• Exercise brief: Leave the pictures out. Return all other data exactly.

__________

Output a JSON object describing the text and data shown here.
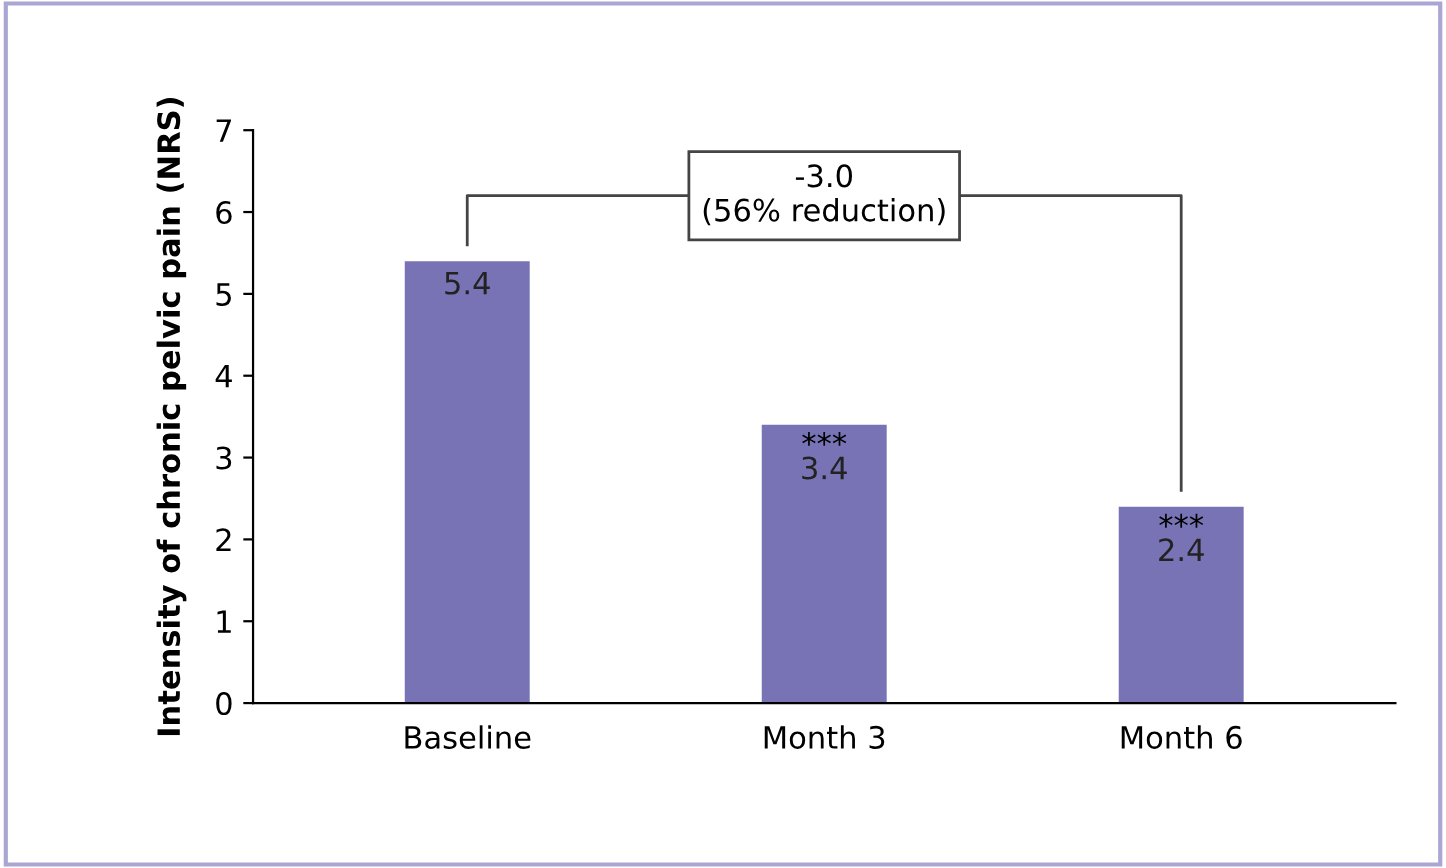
{
  "chart_data": {
    "type": "bar",
    "ylabel": "Intensity of chronic pelvic pain (NRS)",
    "categories": [
      "Baseline",
      "Month 3",
      "Month 6"
    ],
    "values": [
      5.4,
      3.4,
      2.4
    ],
    "color": "#7873b5",
    "data_labels": true,
    "ylim": [
      0,
      7
    ],
    "yticks": [
      0,
      1,
      2,
      3,
      4,
      5,
      6,
      7
    ],
    "annotations": [
      "-3.0\n(56% reduction)",
      {
        "text": "***",
        "x": "Month 3",
        "y": 3.4
      },
      {
        "text": "***",
        "x": "Month 6",
        "y": 2.4
      }
    ]
  }
}
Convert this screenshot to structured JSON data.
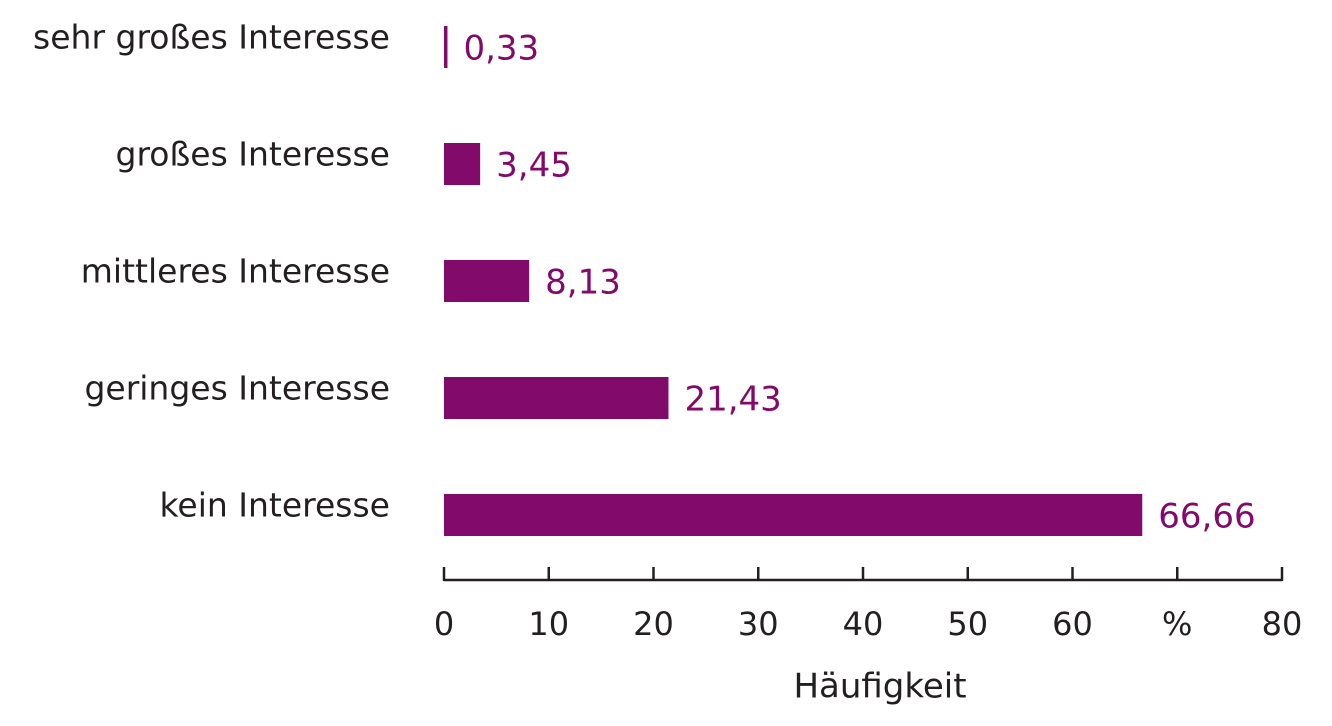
{
  "chart_data": {
    "type": "bar",
    "orientation": "horizontal",
    "categories": [
      "sehr großes Interesse",
      "großes Interesse",
      "mittleres Interesse",
      "geringes Interesse",
      "kein Interesse"
    ],
    "values": [
      0.33,
      3.45,
      8.13,
      21.43,
      66.66
    ],
    "value_labels": [
      "0,33",
      "3,45",
      "8,13",
      "21,43",
      "66,66"
    ],
    "color": "#820a6a",
    "xlabel": "Häufigkeit",
    "xlim": [
      0,
      80
    ],
    "xticks": [
      0,
      10,
      20,
      30,
      40,
      50,
      60,
      {
        "value": 70,
        "label": "%"
      },
      80
    ],
    "grid": false
  }
}
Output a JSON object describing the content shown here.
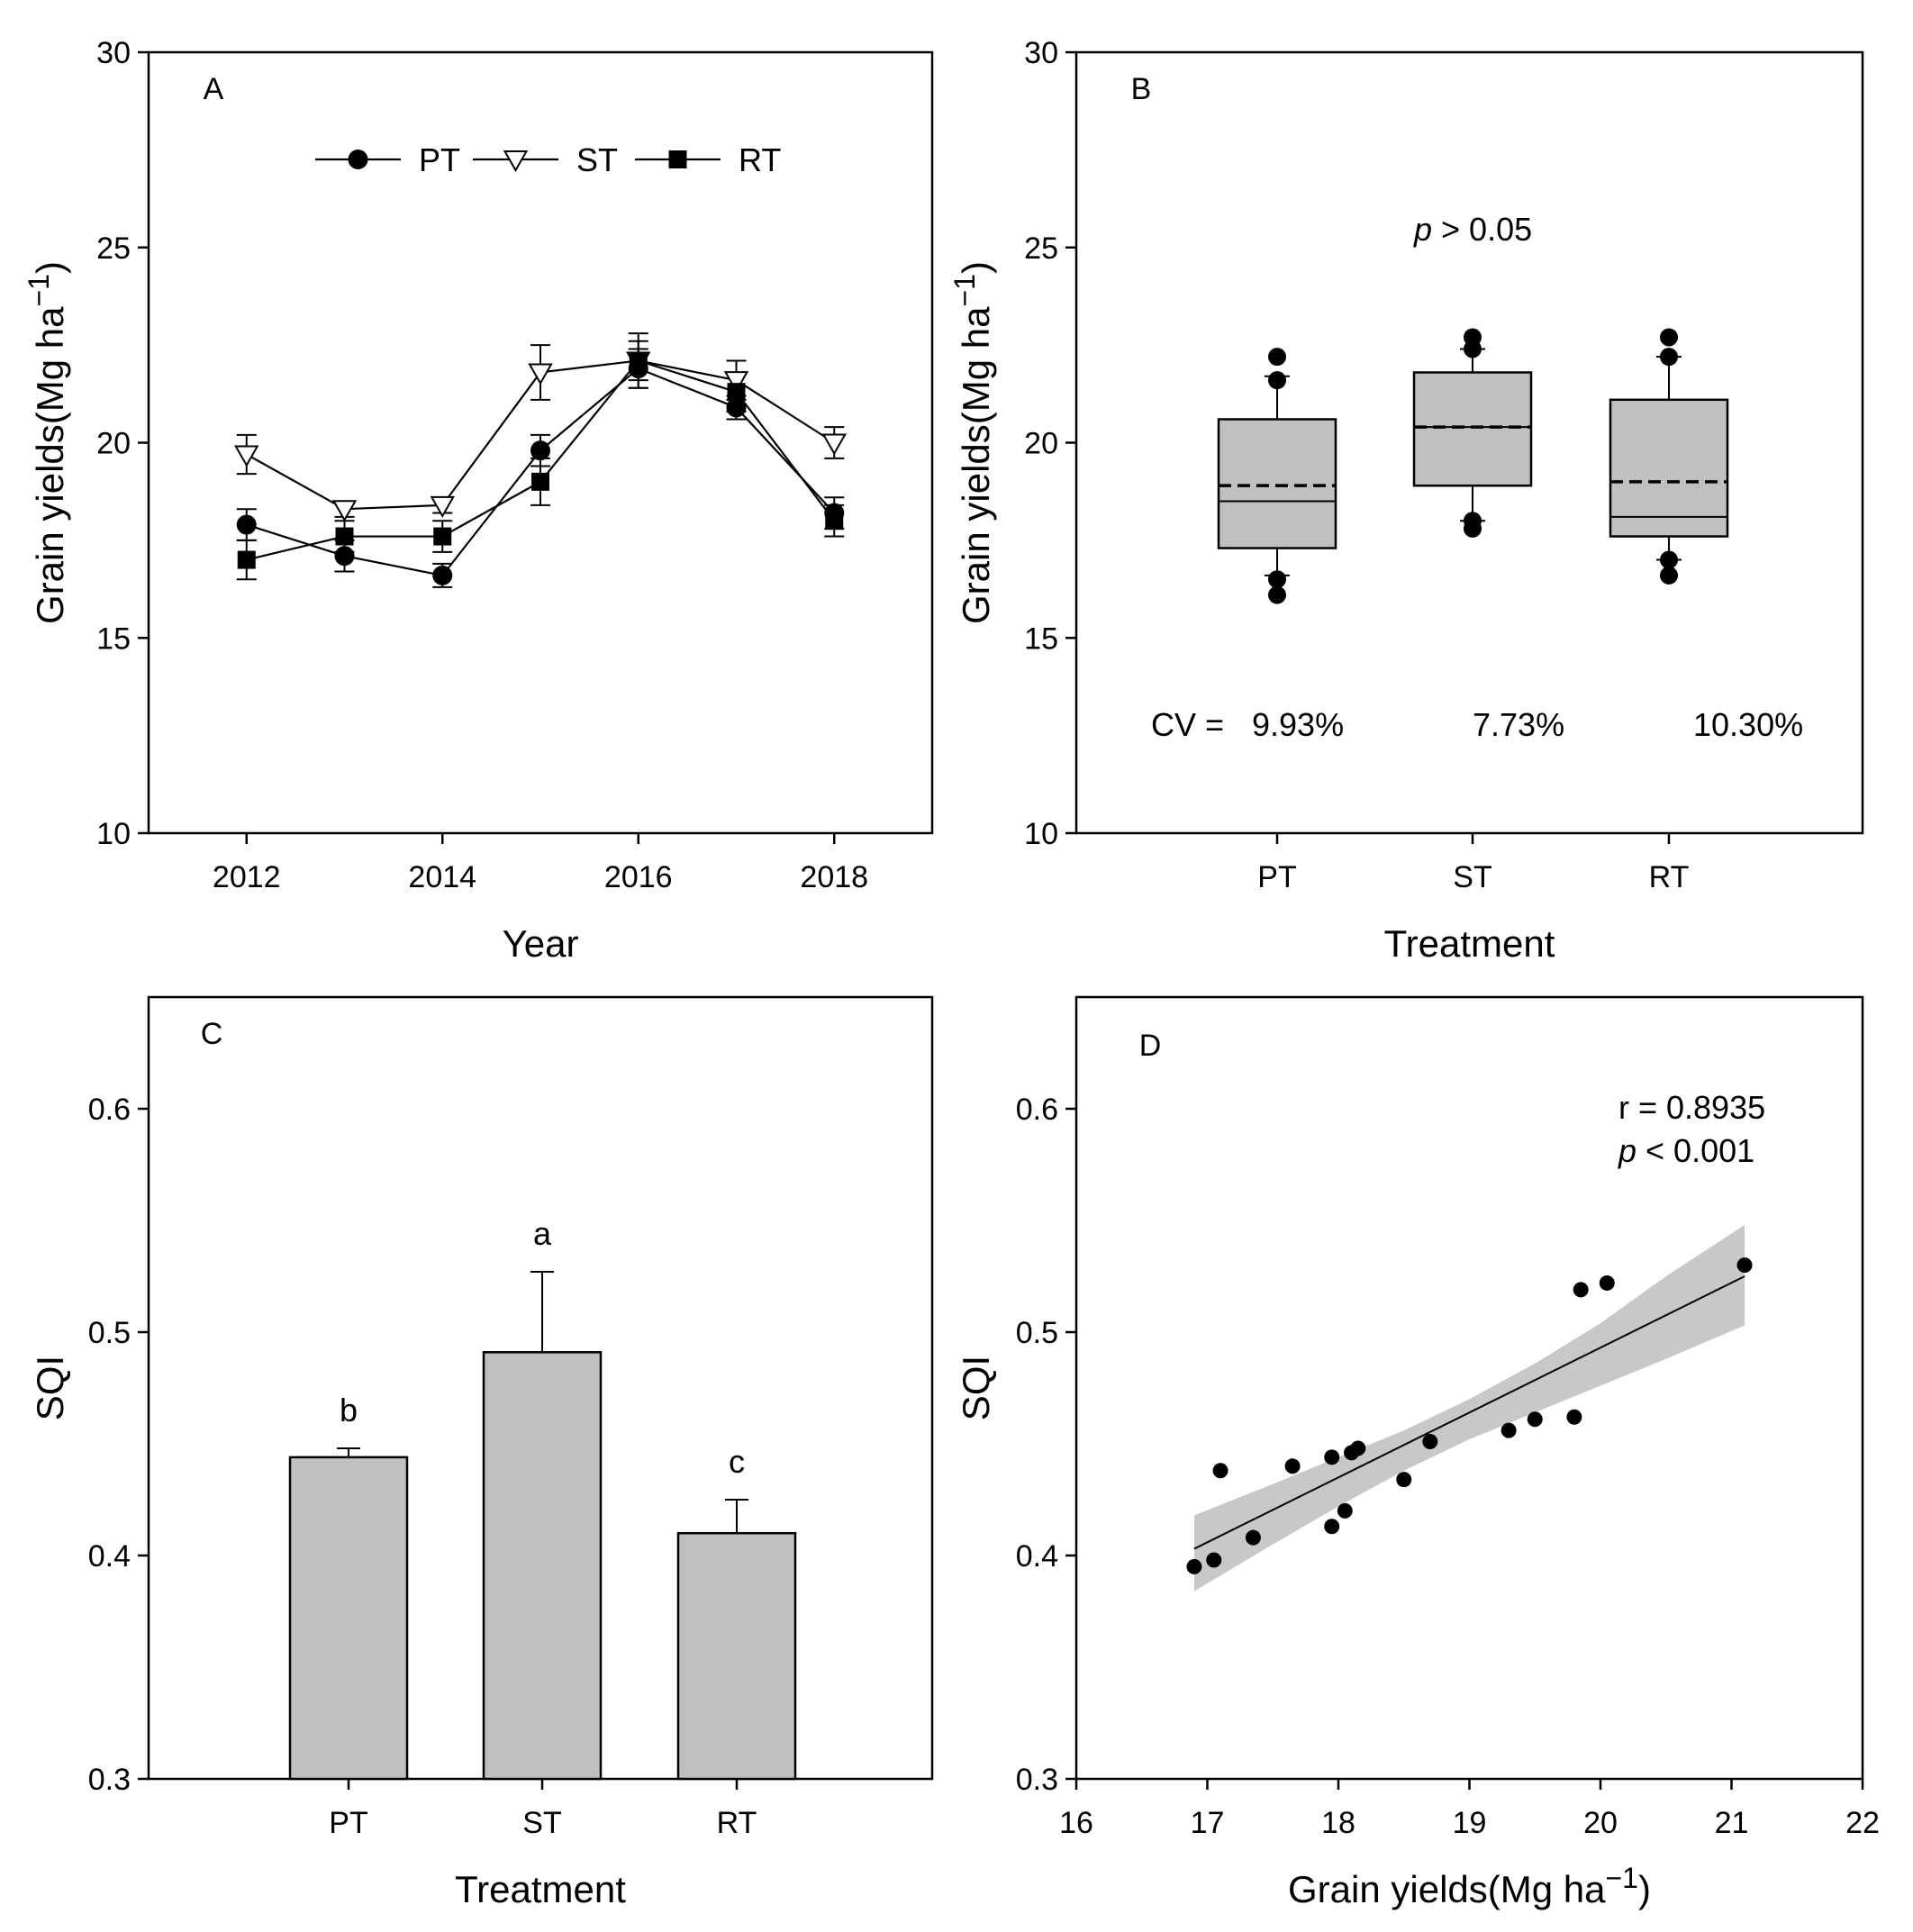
{
  "chart_data": [
    {
      "panel": "A",
      "type": "line",
      "panel_label": "A",
      "xlabel": "Year",
      "ylabel_main": "Grain yields(Mg ha",
      "ylabel_sup": "−1",
      "ylabel_close": ")",
      "xlim": [
        2011,
        2019
      ],
      "ylim": [
        10,
        30
      ],
      "xticks": [
        2012,
        2014,
        2016,
        2018
      ],
      "yticks": [
        10,
        15,
        20,
        25,
        30
      ],
      "x": [
        2012,
        2013,
        2014,
        2015,
        2016,
        2017,
        2018
      ],
      "series": [
        {
          "name": "PT",
          "marker": "circle",
          "values": [
            17.9,
            17.1,
            16.6,
            19.8,
            21.9,
            20.9,
            18.2
          ],
          "err": [
            0.4,
            0.4,
            0.3,
            0.4,
            0.5,
            0.3,
            0.4
          ]
        },
        {
          "name": "ST",
          "marker": "triangle-open",
          "values": [
            19.7,
            18.3,
            18.4,
            21.8,
            22.1,
            21.6,
            20.0
          ],
          "err": [
            0.5,
            0.2,
            0.2,
            0.7,
            0.7,
            0.5,
            0.4
          ]
        },
        {
          "name": "RT",
          "marker": "square",
          "values": [
            17.0,
            17.6,
            17.6,
            19.0,
            22.1,
            21.3,
            18.0
          ],
          "err": [
            0.5,
            0.4,
            0.4,
            0.6,
            0.5,
            0.5,
            0.4
          ]
        }
      ]
    },
    {
      "panel": "B",
      "type": "box",
      "panel_label": "B",
      "xlabel": "Treatment",
      "ylabel_main": "Grain yields(Mg ha",
      "ylabel_sup": "−1",
      "ylabel_close": ")",
      "ylim": [
        10,
        30
      ],
      "yticks": [
        10,
        15,
        20,
        25,
        30
      ],
      "categories": [
        "PT",
        "ST",
        "RT"
      ],
      "boxes": [
        {
          "name": "PT",
          "q1": 17.3,
          "median": 18.5,
          "mean": 18.9,
          "q3": 20.6,
          "whisker_low": 16.6,
          "whisker_high": 21.7,
          "outliers": [
            16.1,
            16.5,
            21.6,
            22.2
          ]
        },
        {
          "name": "ST",
          "q1": 18.9,
          "median": 20.4,
          "mean": 20.4,
          "q3": 21.8,
          "whisker_low": 18.0,
          "whisker_high": 22.4,
          "outliers": [
            17.8,
            18.0,
            22.4,
            22.7
          ]
        },
        {
          "name": "RT",
          "q1": 17.6,
          "median": 18.1,
          "mean": 19.0,
          "q3": 21.1,
          "whisker_low": 17.0,
          "whisker_high": 22.2,
          "outliers": [
            16.6,
            17.0,
            22.2,
            22.7
          ]
        }
      ],
      "p_italic": "p",
      "p_rest": " > 0.05",
      "cv_prefix": "CV = ",
      "cv_values": [
        "9.93%",
        "7.73%",
        "10.30%"
      ]
    },
    {
      "panel": "C",
      "type": "bar",
      "panel_label": "C",
      "xlabel": "Treatment",
      "ylabel": "SQI",
      "ylim": [
        0.3,
        0.65
      ],
      "yticks": [
        0.3,
        0.4,
        0.5,
        0.6
      ],
      "categories": [
        "PT",
        "ST",
        "RT"
      ],
      "values": [
        0.444,
        0.491,
        0.41
      ],
      "err": [
        0.004,
        0.036,
        0.015
      ],
      "letters": [
        "b",
        "a",
        "c"
      ]
    },
    {
      "panel": "D",
      "type": "scatter",
      "panel_label": "D",
      "xlabel_main": "Grain yields(Mg ha",
      "xlabel_sup": "−1",
      "xlabel_close": ")",
      "ylabel": "SQI",
      "xlim": [
        16,
        22
      ],
      "ylim": [
        0.3,
        0.65
      ],
      "xticks": [
        16,
        17,
        18,
        19,
        20,
        21,
        22
      ],
      "yticks": [
        0.3,
        0.4,
        0.5,
        0.6
      ],
      "points": [
        [
          16.9,
          0.395
        ],
        [
          17.05,
          0.398
        ],
        [
          17.1,
          0.438
        ],
        [
          17.35,
          0.408
        ],
        [
          17.65,
          0.44
        ],
        [
          17.95,
          0.444
        ],
        [
          17.95,
          0.413
        ],
        [
          18.05,
          0.42
        ],
        [
          18.1,
          0.446
        ],
        [
          18.15,
          0.448
        ],
        [
          18.5,
          0.434
        ],
        [
          18.7,
          0.451
        ],
        [
          19.3,
          0.456
        ],
        [
          19.5,
          0.461
        ],
        [
          19.8,
          0.462
        ],
        [
          19.85,
          0.519
        ],
        [
          20.05,
          0.522
        ],
        [
          21.1,
          0.53
        ]
      ],
      "fit": {
        "x": [
          16.9,
          21.1
        ],
        "y": [
          0.403,
          0.525
        ]
      },
      "ci": {
        "x": [
          16.9,
          17.5,
          18.0,
          18.5,
          19.0,
          19.5,
          20.0,
          20.5,
          21.1
        ],
        "lower": [
          0.384,
          0.405,
          0.422,
          0.438,
          0.452,
          0.464,
          0.476,
          0.488,
          0.503
        ],
        "upper": [
          0.418,
          0.432,
          0.444,
          0.456,
          0.47,
          0.486,
          0.504,
          0.525,
          0.548
        ]
      },
      "r_text": "r = 0.8935",
      "p_italic": "p",
      "p_rest": " < 0.001"
    }
  ],
  "colors": {
    "fill": "#c0c0c0",
    "ci": "#c8c8c8",
    "line": "#000000",
    "open": "#ffffff"
  }
}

__________

• Answer to the exercise:
Output a JSON object describing the text and data shown here.
{
  "chart_data": {
    "type": "bar",
    "ylabel": "Intensity of chronic pelvic pain (NRS)",
    "categories": [
      "Baseline",
      "Month 3",
      "Month 6"
    ],
    "values": [
      5.4,
      3.4,
      2.4
    ],
    "color": "#7873b5",
    "data_labels": true,
    "ylim": [
      0,
      7
    ],
    "yticks": [
      0,
      1,
      2,
      3,
      4,
      5,
      6,
      7
    ],
    "annotations": [
      "-3.0\n(56% reduction)",
      {
        "text": "***",
        "x": "Month 3",
        "y": 3.4
      },
      {
        "text": "***",
        "x": "Month 6",
        "y": 2.4
      }
    ]
  }
}
Convert this screenshot to structured JSON data.
{
  "chart_data": {
    "type": "bar",
    "orientation": "horizontal",
    "categories": [
      "sehr großes Interesse",
      "großes Interesse",
      "mittleres Interesse",
      "geringes Interesse",
      "kein Interesse"
    ],
    "values": [
      0.33,
      3.45,
      8.13,
      21.43,
      66.66
    ],
    "value_labels": [
      "0,33",
      "3,45",
      "8,13",
      "21,43",
      "66,66"
    ],
    "color": "#820a6a",
    "xlabel": "Häufigkeit",
    "xlim": [
      0,
      80
    ],
    "xticks": [
      0,
      10,
      20,
      30,
      40,
      50,
      60,
      {
        "value": 70,
        "label": "%"
      },
      80
    ],
    "grid": false
  }
}
Output a JSON object describing the content shown here.
{
  "chart_data": [
    {
      "panel": "A",
      "type": "line",
      "panel_label": "A",
      "xlabel": "Year",
      "ylabel_main": "Grain yields(Mg ha",
      "ylabel_sup": "−1",
      "ylabel_close": ")",
      "xlim": [
        2011,
        2019
      ],
      "ylim": [
        10,
        30
      ],
      "xticks": [
        2012,
        2014,
        2016,
        2018
      ],
      "yticks": [
        10,
        15,
        20,
        25,
        30
      ],
      "x": [
        2012,
        2013,
        2014,
        2015,
        2016,
        2017,
        2018
      ],
      "series": [
        {
          "name": "PT",
          "marker": "circle",
          "values": [
            17.9,
            17.1,
            16.6,
            19.8,
            21.9,
            20.9,
            18.2
          ],
          "err": [
            0.4,
            0.4,
            0.3,
            0.4,
            0.5,
            0.3,
            0.4
          ]
        },
        {
          "name": "ST",
          "marker": "triangle-open",
          "values": [
            19.7,
            18.3,
            18.4,
            21.8,
            22.1,
            21.6,
            20.0
          ],
          "err": [
            0.5,
            0.2,
            0.2,
            0.7,
            0.7,
            0.5,
            0.4
          ]
        },
        {
          "name": "RT",
          "marker": "square",
          "values": [
            17.0,
            17.6,
            17.6,
            19.0,
            22.1,
            21.3,
            18.0
          ],
          "err": [
            0.5,
            0.4,
            0.4,
            0.6,
            0.5,
            0.5,
            0.4
          ]
        }
      ]
    },
    {
      "panel": "B",
      "type": "box",
      "panel_label": "B",
      "xlabel": "Treatment",
      "ylabel_main": "Grain yields(Mg ha",
      "ylabel_sup": "−1",
      "ylabel_close": ")",
      "ylim": [
        10,
        30
      ],
      "yticks": [
        10,
        15,
        20,
        25,
        30
      ],
      "categories": [
        "PT",
        "ST",
        "RT"
      ],
      "boxes": [
        {
          "name": "PT",
          "q1": 17.3,
          "median": 18.5,
          "mean": 18.9,
          "q3": 20.6,
          "whisker_low": 16.6,
          "whisker_high": 21.7,
          "outliers": [
            16.1,
            16.5,
            21.6,
            22.2
          ]
        },
        {
          "name": "ST",
          "q1": 18.9,
          "median": 20.4,
          "mean": 20.4,
          "q3": 21.8,
          "whisker_low": 18.0,
          "whisker_high": 22.4,
          "outliers": [
            17.8,
            18.0,
            22.4,
            22.7
          ]
        },
        {
          "name": "RT",
          "q1": 17.6,
          "median": 18.1,
          "mean": 19.0,
          "q3": 21.1,
          "whisker_low": 17.0,
          "whisker_high": 22.2,
          "outliers": [
            16.6,
            17.0,
            22.2,
            22.7
          ]
        }
      ],
      "p_italic": "p",
      "p_rest": " > 0.05",
      "cv_prefix": "CV = ",
      "cv_values": [
        "9.93%",
        "7.73%",
        "10.30%"
      ]
    },
    {
      "panel": "C",
      "type": "bar",
      "panel_label": "C",
      "xlabel": "Treatment",
      "ylabel": "SQI",
      "ylim": [
        0.3,
        0.65
      ],
      "yticks": [
        0.3,
        0.4,
        0.5,
        0.6
      ],
      "categories": [
        "PT",
        "ST",
        "RT"
      ],
      "values": [
        0.444,
        0.491,
        0.41
      ],
      "err": [
        0.004,
        0.036,
        0.015
      ],
      "letters": [
        "b",
        "a",
        "c"
      ]
    },
    {
      "panel": "D",
      "type": "scatter",
      "panel_label": "D",
      "xlabel_main": "Grain yields(Mg ha",
      "xlabel_sup": "−1",
      "xlabel_close": ")",
      "ylabel": "SQI",
      "xlim": [
        16,
        22
      ],
      "ylim": [
        0.3,
        0.65
      ],
      "xticks": [
        16,
        17,
        18,
        19,
        20,
        21,
        22
      ],
      "yticks": [
        0.3,
        0.4,
        0.5,
        0.6
      ],
      "points": [
        [
          16.9,
          0.395
        ],
        [
          17.05,
          0.398
        ],
        [
          17.1,
          0.438
        ],
        [
          17.35,
          0.408
        ],
        [
          17.65,
          0.44
        ],
        [
          17.95,
          0.444
        ],
        [
          17.95,
          0.413
        ],
        [
          18.05,
          0.42
        ],
        [
          18.1,
          0.446
        ],
        [
          18.15,
          0.448
        ],
        [
          18.5,
          0.434
        ],
        [
          18.7,
          0.451
        ],
        [
          19.3,
          0.456
        ],
        [
          19.5,
          0.461
        ],
        [
          19.8,
          0.462
        ],
        [
          19.85,
          0.519
        ],
        [
          20.05,
          0.522
        ],
        [
          21.1,
          0.53
        ]
      ],
      "fit": {
        "x": [
          16.9,
          21.1
        ],
        "y": [
          0.403,
          0.525
        ]
      },
      "ci": {
        "x": [
          16.9,
          17.5,
          18.0,
          18.5,
          19.0,
          19.5,
          20.0,
          20.5,
          21.1
        ],
        "lower": [
          0.384,
          0.405,
          0.422,
          0.438,
          0.452,
          0.464,
          0.476,
          0.488,
          0.503
        ],
        "upper": [
          0.418,
          0.432,
          0.444,
          0.456,
          0.47,
          0.486,
          0.504,
          0.525,
          0.548
        ]
      },
      "r_text": "r = 0.8935",
      "p_italic": "p",
      "p_rest": " < 0.001"
    }
  ],
  "colors": {
    "fill": "#c0c0c0",
    "ci": "#c8c8c8",
    "line": "#000000",
    "open": "#ffffff"
  }
}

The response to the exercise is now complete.